Information given |
■ ■ ■ ■ ■ ■ ■
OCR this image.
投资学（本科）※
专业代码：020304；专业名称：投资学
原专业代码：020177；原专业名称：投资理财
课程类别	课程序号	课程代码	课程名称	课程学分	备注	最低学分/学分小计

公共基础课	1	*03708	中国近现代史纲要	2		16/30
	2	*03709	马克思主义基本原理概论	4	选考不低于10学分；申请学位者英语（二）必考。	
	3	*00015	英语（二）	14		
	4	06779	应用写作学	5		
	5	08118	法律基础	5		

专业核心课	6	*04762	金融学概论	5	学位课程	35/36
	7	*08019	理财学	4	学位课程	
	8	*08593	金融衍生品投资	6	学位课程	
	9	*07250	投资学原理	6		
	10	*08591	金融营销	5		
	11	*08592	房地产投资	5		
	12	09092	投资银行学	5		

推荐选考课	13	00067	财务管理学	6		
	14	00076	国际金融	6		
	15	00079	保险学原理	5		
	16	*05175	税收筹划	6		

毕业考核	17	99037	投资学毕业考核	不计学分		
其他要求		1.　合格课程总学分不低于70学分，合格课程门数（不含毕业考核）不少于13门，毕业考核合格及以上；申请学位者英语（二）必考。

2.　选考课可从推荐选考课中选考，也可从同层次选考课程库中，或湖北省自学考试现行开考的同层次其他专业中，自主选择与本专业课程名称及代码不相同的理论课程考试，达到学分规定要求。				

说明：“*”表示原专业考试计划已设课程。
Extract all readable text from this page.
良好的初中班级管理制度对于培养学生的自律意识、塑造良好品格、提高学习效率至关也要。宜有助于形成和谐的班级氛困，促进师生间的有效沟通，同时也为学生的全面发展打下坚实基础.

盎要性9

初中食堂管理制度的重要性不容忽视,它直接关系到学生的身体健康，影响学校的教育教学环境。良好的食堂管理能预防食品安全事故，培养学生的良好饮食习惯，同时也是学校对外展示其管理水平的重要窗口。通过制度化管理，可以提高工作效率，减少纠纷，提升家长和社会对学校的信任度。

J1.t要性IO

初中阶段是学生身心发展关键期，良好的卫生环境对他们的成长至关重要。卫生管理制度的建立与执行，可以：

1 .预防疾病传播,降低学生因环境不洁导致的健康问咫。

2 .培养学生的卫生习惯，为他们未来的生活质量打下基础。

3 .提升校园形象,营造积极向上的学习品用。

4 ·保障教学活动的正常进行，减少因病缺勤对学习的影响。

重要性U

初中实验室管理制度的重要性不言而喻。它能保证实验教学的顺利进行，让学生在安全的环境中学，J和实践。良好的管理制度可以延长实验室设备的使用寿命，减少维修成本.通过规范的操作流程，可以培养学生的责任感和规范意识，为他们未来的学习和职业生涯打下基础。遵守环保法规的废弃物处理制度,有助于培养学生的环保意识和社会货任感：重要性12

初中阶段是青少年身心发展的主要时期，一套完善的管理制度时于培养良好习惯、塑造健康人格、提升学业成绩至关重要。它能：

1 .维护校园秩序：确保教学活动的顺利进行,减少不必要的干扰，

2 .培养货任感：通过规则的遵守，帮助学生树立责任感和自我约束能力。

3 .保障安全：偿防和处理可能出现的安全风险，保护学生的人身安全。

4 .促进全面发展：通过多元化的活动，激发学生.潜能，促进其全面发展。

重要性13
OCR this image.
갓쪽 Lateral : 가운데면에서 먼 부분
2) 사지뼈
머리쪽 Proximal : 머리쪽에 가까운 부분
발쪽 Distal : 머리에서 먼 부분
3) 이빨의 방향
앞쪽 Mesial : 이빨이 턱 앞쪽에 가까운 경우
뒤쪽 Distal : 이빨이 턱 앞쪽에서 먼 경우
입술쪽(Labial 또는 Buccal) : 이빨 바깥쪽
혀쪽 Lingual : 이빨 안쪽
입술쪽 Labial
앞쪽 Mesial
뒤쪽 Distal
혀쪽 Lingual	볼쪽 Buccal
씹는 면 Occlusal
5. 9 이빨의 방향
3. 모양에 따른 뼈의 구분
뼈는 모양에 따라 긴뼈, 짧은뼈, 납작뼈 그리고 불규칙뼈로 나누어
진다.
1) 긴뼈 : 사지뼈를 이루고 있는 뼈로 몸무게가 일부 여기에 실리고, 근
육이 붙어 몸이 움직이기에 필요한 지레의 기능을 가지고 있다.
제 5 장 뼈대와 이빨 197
■ ■ ■ ■ ■ ■ ■
Required work | The records above should be duplicated in full, exactly as given.

Problem solution |
OCR this image.
投资学（本科）※
专业代码：020304；专业名称：投资学
原专业代码：020177；原专业名称：投资理财
课程类别	课程序号	课程代码	课程名称	课程学分	备注	最低学分/学分小计

公共基础课	1	*03708	中国近现代史纲要	2		16/30
	2	*03709	马克思主义基本原理概论	4	选考不低于10学分；申请学位者英语（二）必考。	
	3	*00015	英语（二）	14		
	4	06779	应用写作学	5		
	5	08118	法律基础	5		

专业核心课	6	*04762	金融学概论	5	学位课程	35/36
	7	*08019	理财学	4	学位课程	
	8	*08593	金融衍生品投资	6	学位课程	
	9	*07250	投资学原理	6		
	10	*08591	金融营销	5		
	11	*08592	房地产投资	5		
	12	09092	投资银行学	5		

推荐选考课	13	00067	财务管理学	6		
	14	00076	国际金融	6		
	15	00079	保险学原理	5		
	16	*05175	税收筹划	6		

毕业考核	17	99037	投资学毕业考核	不计学分		
其他要求		1.　合格课程总学分不低于70学分，合格课程门数（不含毕业考核）不少于13门，毕业考核合格及以上；申请学位者英语（二）必考。

2.　选考课可从推荐选考课中选考，也可从同层次选考课程库中，或湖北省自学考试现行开考的同层次其他专业中，自主选择与本专业课程名称及代码不相同的理论课程考试，达到学分规定要求。				

说明：“*”表示原专业考试计划已设课程。
Extract all readable text from this page.
良好的初中班级管理制度对于培养学生的自律意识、塑造良好品格、提高学习效率至关也要。宜有助于形成和谐的班级氛困，促进师生间的有效沟通，同时也为学生的全面发展打下坚实基础.

盎要性9

初中食堂管理制度的重要性不容忽视,它直接关系到学生的身体健康，影响学校的教育教学环境。良好的食堂管理能预防食品安全事故，培养学生的良好饮食习惯，同时也是学校对外展示其管理水平的重要窗口。通过制度化管理，可以提高工作效率，减少纠纷，提升家长和社会对学校的信任度。

J1.t要性IO

初中阶段是学生身心发展关键期，良好的卫生环境对他们的成长至关重要。卫生管理制度的建立与执行，可以：

1 .预防疾病传播,降低学生因环境不洁导致的健康问咫。

2 .培养学生的卫生习惯，为他们未来的生活质量打下基础。

3 .提升校园形象,营造积极向上的学习品用。

4 ·保障教学活动的正常进行，减少因病缺勤对学习的影响。

重要性U

初中实验室管理制度的重要性不言而喻。它能保证实验教学的顺利进行，让学生在安全的环境中学，J和实践。良好的管理制度可以延长实验室设备的使用寿命，减少维修成本.通过规范的操作流程，可以培养学生的责任感和规范意识，为他们未来的学习和职业生涯打下基础。遵守环保法规的废弃物处理制度,有助于培养学生的环保意识和社会货任感：重要性12

初中阶段是青少年身心发展的主要时期，一套完善的管理制度时于培养良好习惯、塑造健康人格、提升学业成绩至关重要。它能：

1 .维护校园秩序：确保教学活动的顺利进行,减少不必要的干扰，

2 .培养货任感：通过规则的遵守，帮助学生树立责任感和自我约束能力。

3 .保障安全：偿防和处理可能出现的安全风险，保护学生的人身安全。

4 .促进全面发展：通过多元化的活动，激发学生.潜能，促进其全面发展。

重要性13
OCR this image.
갓쪽 Lateral : 가운데면에서 먼 부분
2) 사지뼈
머리쪽 Proximal : 머리쪽에 가까운 부분
발쪽 Distal : 머리에서 먼 부분
3) 이빨의 방향
앞쪽 Mesial : 이빨이 턱 앞쪽에 가까운 경우
뒤쪽 Distal : 이빨이 턱 앞쪽에서 먼 경우
입술쪽(Labial 또는 Buccal) : 이빨 바깥쪽
혀쪽 Lingual : 이빨 안쪽
입술쪽 Labial
앞쪽 Mesial
뒤쪽 Distal
혀쪽 Lingual	볼쪽 Buccal
씹는 면 Occlusal
5. 9 이빨의 방향
3. 모양에 따른 뼈의 구분
뼈는 모양에 따라 긴뼈, 짧은뼈, 납작뼈 그리고 불규칙뼈로 나누어
진다.
1) 긴뼈 : 사지뼈를 이루고 있는 뼈로 몸무게가 일부 여기에 실리고, 근
육이 붙어 몸이 움직이기에 필요한 지레의 기능을 가지고 있다.
제 5 장 뼈대와 이빨 197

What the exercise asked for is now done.